— BEGIN —

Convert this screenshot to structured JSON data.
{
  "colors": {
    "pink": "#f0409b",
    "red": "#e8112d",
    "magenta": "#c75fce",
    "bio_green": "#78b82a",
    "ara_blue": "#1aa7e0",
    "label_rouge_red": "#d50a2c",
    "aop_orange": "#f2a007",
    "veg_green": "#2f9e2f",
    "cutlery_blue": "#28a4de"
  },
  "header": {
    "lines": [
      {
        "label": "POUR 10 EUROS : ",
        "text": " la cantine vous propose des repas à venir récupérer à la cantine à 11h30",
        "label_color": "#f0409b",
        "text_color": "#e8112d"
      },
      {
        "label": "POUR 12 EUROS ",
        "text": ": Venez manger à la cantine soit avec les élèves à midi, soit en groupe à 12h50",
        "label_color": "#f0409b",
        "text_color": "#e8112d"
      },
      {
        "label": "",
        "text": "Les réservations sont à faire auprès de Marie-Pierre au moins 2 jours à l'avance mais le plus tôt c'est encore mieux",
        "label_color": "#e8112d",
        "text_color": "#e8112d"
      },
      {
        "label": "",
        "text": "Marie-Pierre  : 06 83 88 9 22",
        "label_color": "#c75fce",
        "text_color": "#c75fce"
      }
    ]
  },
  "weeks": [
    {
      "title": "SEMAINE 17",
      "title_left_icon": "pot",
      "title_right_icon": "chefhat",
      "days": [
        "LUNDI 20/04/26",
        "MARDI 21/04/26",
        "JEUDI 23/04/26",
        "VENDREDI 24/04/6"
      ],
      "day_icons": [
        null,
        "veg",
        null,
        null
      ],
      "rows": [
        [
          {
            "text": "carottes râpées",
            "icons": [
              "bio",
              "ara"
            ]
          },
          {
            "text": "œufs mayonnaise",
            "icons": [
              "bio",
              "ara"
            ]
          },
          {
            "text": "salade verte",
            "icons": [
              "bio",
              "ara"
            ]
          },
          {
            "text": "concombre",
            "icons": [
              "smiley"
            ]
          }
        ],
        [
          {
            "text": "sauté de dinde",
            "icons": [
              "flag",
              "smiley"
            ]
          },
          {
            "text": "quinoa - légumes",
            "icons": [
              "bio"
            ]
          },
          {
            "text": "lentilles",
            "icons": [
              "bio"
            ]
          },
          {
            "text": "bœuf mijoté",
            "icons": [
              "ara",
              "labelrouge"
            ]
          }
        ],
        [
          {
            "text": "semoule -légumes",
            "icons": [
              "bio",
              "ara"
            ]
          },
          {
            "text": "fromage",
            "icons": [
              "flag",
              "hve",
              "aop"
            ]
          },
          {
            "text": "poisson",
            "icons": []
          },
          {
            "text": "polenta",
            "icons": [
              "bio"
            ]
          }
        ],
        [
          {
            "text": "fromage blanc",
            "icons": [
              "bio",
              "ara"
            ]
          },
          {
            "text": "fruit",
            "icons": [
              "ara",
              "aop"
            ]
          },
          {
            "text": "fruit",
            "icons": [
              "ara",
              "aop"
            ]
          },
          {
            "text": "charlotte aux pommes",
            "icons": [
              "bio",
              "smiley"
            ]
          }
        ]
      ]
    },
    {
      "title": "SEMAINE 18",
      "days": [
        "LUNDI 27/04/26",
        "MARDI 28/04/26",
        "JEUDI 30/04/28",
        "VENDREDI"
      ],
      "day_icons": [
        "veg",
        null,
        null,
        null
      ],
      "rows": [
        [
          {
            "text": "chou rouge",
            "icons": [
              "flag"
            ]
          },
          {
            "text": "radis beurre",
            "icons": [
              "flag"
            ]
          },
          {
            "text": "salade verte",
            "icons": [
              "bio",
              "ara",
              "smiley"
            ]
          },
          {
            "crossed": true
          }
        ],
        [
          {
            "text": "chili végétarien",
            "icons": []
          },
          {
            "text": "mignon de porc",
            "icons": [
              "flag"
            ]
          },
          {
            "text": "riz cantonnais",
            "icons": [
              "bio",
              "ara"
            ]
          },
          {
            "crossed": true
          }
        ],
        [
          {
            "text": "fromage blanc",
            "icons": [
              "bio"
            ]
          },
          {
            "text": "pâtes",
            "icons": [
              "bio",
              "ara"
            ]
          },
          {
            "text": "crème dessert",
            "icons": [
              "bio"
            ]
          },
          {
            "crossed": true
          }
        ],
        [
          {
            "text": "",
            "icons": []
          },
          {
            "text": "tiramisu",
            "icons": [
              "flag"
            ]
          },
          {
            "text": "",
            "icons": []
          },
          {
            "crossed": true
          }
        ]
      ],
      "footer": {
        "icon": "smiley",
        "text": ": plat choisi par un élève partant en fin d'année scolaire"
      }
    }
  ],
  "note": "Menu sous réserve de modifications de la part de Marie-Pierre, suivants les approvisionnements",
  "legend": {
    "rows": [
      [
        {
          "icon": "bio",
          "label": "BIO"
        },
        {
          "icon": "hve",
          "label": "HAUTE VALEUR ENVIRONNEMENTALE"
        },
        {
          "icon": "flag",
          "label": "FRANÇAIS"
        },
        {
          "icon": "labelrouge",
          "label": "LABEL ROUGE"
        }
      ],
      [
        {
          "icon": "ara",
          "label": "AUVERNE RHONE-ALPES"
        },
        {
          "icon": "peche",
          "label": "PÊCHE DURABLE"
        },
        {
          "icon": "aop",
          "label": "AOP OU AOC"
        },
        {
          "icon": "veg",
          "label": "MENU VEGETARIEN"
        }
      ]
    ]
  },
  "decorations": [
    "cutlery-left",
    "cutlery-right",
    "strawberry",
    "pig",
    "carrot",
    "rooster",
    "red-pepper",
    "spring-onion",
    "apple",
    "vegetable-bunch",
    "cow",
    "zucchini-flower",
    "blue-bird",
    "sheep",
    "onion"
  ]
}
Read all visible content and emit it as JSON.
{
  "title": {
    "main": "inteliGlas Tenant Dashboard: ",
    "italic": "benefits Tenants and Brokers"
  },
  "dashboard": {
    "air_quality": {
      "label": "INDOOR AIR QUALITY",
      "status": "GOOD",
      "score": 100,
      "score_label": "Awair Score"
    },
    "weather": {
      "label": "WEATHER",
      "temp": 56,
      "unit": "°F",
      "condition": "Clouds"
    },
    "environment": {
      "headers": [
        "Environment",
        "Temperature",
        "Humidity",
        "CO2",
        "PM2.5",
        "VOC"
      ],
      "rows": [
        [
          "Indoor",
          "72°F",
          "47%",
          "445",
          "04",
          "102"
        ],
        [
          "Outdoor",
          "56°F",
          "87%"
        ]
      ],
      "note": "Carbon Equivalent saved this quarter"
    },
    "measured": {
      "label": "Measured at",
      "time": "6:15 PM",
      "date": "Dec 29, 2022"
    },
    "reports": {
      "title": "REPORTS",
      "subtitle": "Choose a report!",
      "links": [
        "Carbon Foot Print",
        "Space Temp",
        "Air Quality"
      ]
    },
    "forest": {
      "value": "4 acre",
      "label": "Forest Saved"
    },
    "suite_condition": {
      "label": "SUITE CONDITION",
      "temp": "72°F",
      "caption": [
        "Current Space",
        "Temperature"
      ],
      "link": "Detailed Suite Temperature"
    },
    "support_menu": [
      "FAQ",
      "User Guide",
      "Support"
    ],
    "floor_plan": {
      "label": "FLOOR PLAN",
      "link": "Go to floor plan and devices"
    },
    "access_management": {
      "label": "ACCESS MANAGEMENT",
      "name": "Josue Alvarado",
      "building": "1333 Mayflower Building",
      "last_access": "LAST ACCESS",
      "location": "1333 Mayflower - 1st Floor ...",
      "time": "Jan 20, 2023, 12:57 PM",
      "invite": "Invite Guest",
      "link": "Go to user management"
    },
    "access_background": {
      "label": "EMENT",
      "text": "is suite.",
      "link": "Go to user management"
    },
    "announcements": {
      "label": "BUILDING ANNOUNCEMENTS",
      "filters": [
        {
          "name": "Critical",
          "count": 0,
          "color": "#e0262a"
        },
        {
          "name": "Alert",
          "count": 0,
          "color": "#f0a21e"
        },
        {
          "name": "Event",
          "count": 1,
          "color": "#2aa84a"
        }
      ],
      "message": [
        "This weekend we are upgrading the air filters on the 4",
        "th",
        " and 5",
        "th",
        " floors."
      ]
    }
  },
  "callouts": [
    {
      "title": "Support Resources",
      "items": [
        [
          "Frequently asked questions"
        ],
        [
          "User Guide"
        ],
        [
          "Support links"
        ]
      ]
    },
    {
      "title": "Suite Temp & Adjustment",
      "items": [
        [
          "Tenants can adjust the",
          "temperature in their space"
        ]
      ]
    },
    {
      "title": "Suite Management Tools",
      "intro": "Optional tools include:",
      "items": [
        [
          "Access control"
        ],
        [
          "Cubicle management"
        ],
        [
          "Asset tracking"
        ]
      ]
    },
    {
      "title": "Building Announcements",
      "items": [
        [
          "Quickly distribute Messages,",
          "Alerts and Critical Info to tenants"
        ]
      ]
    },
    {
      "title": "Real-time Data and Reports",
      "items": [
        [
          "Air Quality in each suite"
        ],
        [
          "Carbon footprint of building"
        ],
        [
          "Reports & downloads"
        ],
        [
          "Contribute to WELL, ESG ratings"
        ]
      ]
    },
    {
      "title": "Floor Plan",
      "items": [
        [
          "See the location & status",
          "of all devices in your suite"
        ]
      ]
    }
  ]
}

— END —

Prompt
Give back only a number, the number of lines where the string "Pierre" occurs.

Reply to the exercise
3